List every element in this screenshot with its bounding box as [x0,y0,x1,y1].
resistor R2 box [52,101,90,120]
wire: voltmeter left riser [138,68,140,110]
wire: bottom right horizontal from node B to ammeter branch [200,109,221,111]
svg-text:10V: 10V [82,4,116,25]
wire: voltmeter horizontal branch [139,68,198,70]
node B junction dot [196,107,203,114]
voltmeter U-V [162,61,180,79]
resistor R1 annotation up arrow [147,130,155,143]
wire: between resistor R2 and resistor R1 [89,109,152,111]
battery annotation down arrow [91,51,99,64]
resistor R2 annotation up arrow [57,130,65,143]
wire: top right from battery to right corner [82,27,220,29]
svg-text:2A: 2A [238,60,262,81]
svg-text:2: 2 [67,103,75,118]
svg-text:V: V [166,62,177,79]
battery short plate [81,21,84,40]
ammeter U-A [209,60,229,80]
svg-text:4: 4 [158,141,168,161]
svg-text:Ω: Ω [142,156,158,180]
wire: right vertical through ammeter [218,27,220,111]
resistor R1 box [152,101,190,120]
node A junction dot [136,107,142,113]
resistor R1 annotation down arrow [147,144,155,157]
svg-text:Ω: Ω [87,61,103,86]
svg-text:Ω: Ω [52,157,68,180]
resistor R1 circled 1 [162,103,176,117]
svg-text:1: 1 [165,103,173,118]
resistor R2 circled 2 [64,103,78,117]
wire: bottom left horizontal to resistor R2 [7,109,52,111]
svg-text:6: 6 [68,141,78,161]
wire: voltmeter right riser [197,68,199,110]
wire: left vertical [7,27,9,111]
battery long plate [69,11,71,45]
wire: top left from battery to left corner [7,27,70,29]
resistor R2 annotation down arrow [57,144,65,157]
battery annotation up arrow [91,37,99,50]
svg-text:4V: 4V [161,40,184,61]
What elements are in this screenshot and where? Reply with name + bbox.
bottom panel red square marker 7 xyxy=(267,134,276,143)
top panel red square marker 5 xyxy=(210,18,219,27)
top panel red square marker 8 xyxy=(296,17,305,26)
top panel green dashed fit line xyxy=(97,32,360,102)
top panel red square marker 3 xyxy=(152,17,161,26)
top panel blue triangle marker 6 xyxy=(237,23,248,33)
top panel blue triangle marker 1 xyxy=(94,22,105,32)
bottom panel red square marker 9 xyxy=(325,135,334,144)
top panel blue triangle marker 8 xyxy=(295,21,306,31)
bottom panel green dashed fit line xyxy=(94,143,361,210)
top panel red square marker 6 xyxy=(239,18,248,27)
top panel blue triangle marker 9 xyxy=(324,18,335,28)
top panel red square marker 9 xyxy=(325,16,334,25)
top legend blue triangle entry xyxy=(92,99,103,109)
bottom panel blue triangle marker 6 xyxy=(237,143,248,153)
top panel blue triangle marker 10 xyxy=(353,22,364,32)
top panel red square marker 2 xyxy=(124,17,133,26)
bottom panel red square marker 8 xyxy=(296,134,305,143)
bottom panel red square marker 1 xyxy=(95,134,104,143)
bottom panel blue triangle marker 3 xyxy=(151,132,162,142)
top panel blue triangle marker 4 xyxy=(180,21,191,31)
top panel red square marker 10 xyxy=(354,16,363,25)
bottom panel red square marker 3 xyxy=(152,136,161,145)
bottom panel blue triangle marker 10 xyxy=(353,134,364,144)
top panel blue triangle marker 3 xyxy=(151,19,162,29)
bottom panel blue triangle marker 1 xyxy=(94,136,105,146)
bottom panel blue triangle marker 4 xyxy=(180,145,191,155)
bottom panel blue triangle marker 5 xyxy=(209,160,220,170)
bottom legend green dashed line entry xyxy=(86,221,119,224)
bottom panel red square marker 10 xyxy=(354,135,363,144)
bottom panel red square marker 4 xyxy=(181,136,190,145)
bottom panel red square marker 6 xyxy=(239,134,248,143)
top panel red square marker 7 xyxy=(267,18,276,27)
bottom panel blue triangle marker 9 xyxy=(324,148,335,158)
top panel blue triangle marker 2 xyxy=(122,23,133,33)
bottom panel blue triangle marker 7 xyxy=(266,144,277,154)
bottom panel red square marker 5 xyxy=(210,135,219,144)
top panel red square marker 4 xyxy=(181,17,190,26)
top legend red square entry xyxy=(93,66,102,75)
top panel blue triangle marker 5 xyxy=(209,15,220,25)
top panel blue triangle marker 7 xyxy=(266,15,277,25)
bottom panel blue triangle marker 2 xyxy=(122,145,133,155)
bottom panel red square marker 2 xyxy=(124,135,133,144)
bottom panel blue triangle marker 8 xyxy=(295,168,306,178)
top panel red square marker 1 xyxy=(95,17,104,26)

Your objective
Copy the whole listing above line for line, without changing anything.

Solution to the exercise
List every element in this screenshot with its bounding box as [x0,y0,x1,y1].
resistor R2 box [52,101,90,120]
wire: voltmeter left riser [138,68,140,110]
wire: bottom right horizontal from node B to ammeter branch [200,109,221,111]
svg-text:10V: 10V [82,4,116,25]
wire: voltmeter horizontal branch [139,68,198,70]
node B junction dot [196,107,203,114]
voltmeter U-V [162,61,180,79]
resistor R1 annotation up arrow [147,130,155,143]
wire: between resistor R2 and resistor R1 [89,109,152,111]
battery annotation down arrow [91,51,99,64]
resistor R2 annotation up arrow [57,130,65,143]
wire: top right from battery to right corner [82,27,220,29]
svg-text:2A: 2A [238,60,262,81]
svg-text:2: 2 [67,103,75,118]
svg-text:V: V [166,62,177,79]
battery short plate [81,21,84,40]
ammeter U-A [209,60,229,80]
svg-text:4: 4 [158,141,168,161]
svg-text:Ω: Ω [142,156,158,180]
wire: right vertical through ammeter [218,27,220,111]
resistor R1 box [152,101,190,120]
node A junction dot [136,107,142,113]
resistor R1 annotation down arrow [147,144,155,157]
svg-text:Ω: Ω [87,61,103,86]
svg-text:Ω: Ω [52,157,68,180]
resistor R1 circled 1 [162,103,176,117]
svg-text:1: 1 [165,103,173,118]
resistor R2 circled 2 [64,103,78,117]
wire: bottom left horizontal to resistor R2 [7,109,52,111]
svg-text:6: 6 [68,141,78,161]
wire: voltmeter right riser [197,68,199,110]
wire: left vertical [7,27,9,111]
battery long plate [69,11,71,45]
wire: top left from battery to left corner [7,27,70,29]
resistor R2 annotation down arrow [57,144,65,157]
battery annotation up arrow [91,37,99,50]
svg-text:4V: 4V [161,40,184,61]
What elements are in this screenshot and where? Reply with name + bbox.
bottom panel red square marker 7 xyxy=(267,134,276,143)
top panel red square marker 5 xyxy=(210,18,219,27)
top panel red square marker 8 xyxy=(296,17,305,26)
top panel green dashed fit line xyxy=(97,32,360,102)
top panel red square marker 3 xyxy=(152,17,161,26)
top panel blue triangle marker 6 xyxy=(237,23,248,33)
top panel blue triangle marker 1 xyxy=(94,22,105,32)
bottom panel red square marker 9 xyxy=(325,135,334,144)
top panel blue triangle marker 8 xyxy=(295,21,306,31)
bottom panel green dashed fit line xyxy=(94,143,361,210)
top panel red square marker 6 xyxy=(239,18,248,27)
top panel blue triangle marker 9 xyxy=(324,18,335,28)
top panel red square marker 9 xyxy=(325,16,334,25)
top legend blue triangle entry xyxy=(92,99,103,109)
bottom panel blue triangle marker 6 xyxy=(237,143,248,153)
top panel blue triangle marker 10 xyxy=(353,22,364,32)
top panel red square marker 2 xyxy=(124,17,133,26)
bottom panel red square marker 8 xyxy=(296,134,305,143)
bottom panel red square marker 1 xyxy=(95,134,104,143)
bottom panel blue triangle marker 3 xyxy=(151,132,162,142)
top panel blue triangle marker 4 xyxy=(180,21,191,31)
top panel red square marker 10 xyxy=(354,16,363,25)
bottom panel red square marker 3 xyxy=(152,136,161,145)
bottom panel blue triangle marker 10 xyxy=(353,134,364,144)
top panel blue triangle marker 3 xyxy=(151,19,162,29)
bottom panel blue triangle marker 1 xyxy=(94,136,105,146)
bottom panel blue triangle marker 4 xyxy=(180,145,191,155)
bottom panel blue triangle marker 5 xyxy=(209,160,220,170)
bottom legend green dashed line entry xyxy=(86,221,119,224)
bottom panel red square marker 10 xyxy=(354,135,363,144)
bottom panel red square marker 4 xyxy=(181,136,190,145)
bottom panel red square marker 6 xyxy=(239,134,248,143)
top panel red square marker 7 xyxy=(267,18,276,27)
bottom panel blue triangle marker 9 xyxy=(324,148,335,158)
top panel blue triangle marker 2 xyxy=(122,23,133,33)
bottom panel blue triangle marker 7 xyxy=(266,144,277,154)
bottom panel red square marker 5 xyxy=(210,135,219,144)
top panel red square marker 4 xyxy=(181,17,190,26)
top legend red square entry xyxy=(93,66,102,75)
top panel blue triangle marker 5 xyxy=(209,15,220,25)
top panel blue triangle marker 7 xyxy=(266,15,277,25)
bottom panel blue triangle marker 2 xyxy=(122,145,133,155)
bottom panel red square marker 2 xyxy=(124,135,133,144)
bottom panel blue triangle marker 8 xyxy=(295,168,306,178)
top panel red square marker 1 xyxy=(95,17,104,26)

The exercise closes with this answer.